▶ [Information provided]:
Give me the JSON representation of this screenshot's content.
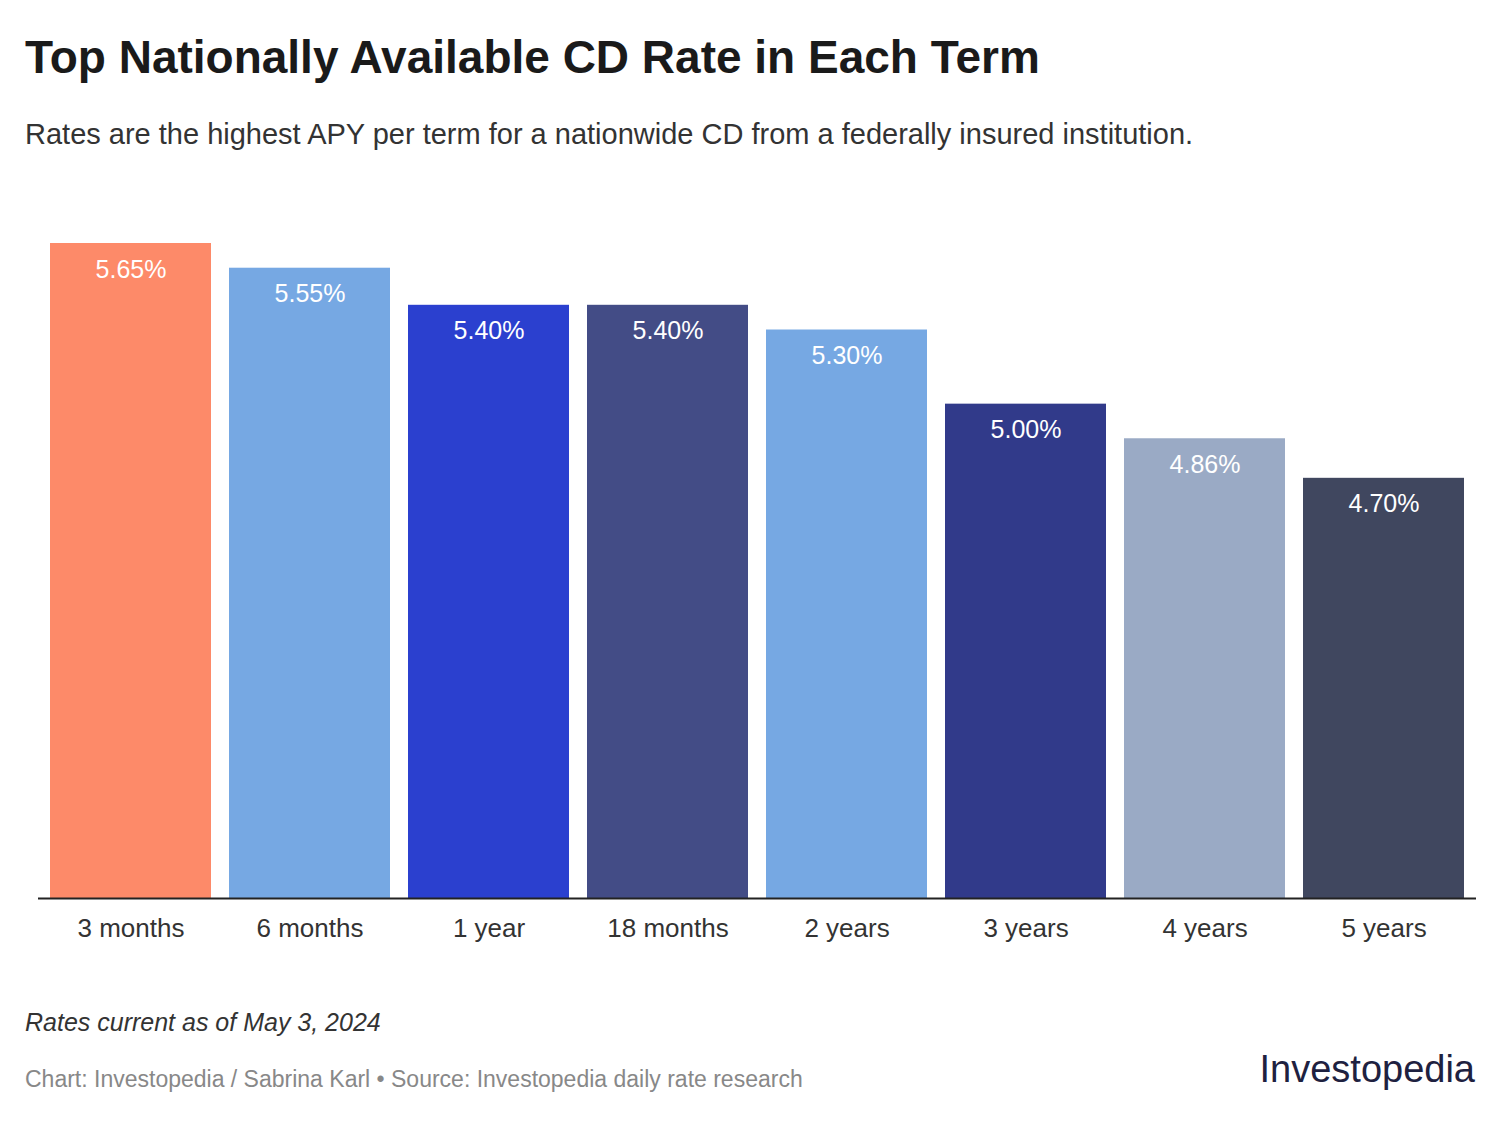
{
  "chart_data": {
    "type": "bar",
    "title": "Top Nationally Available CD Rate in Each Term",
    "subtitle": "Rates are the highest APY per term for a nationwide CD from a federally insured institution.",
    "caption": "Rates current as of May 3, 2024",
    "source": "Chart: Investopedia / Sabrina Karl • Source: Investopedia daily rate research",
    "brand": "Investopedia",
    "categories": [
      "3 months",
      "6 months",
      "1 year",
      "18 months",
      "2 years",
      "3 years",
      "4 years",
      "5 years"
    ],
    "values": [
      5.65,
      5.55,
      5.4,
      5.4,
      5.3,
      5.0,
      4.86,
      4.7
    ],
    "value_labels": [
      "5.65%",
      "5.55%",
      "5.40%",
      "5.40%",
      "5.30%",
      "5.00%",
      "4.86%",
      "4.70%"
    ],
    "colors": [
      "#fd8a69",
      "#76a8e3",
      "#2b40cf",
      "#434c86",
      "#76a8e3",
      "#313a8a",
      "#9aaac5",
      "#40475f"
    ],
    "ylim": [
      3,
      5.65
    ],
    "data_labels": true,
    "tick_labels": "x"
  }
}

▶ [Exercise]:
Report how many lines of the records above contain the word "Rates", giving only the number.

▶ [The output]:
2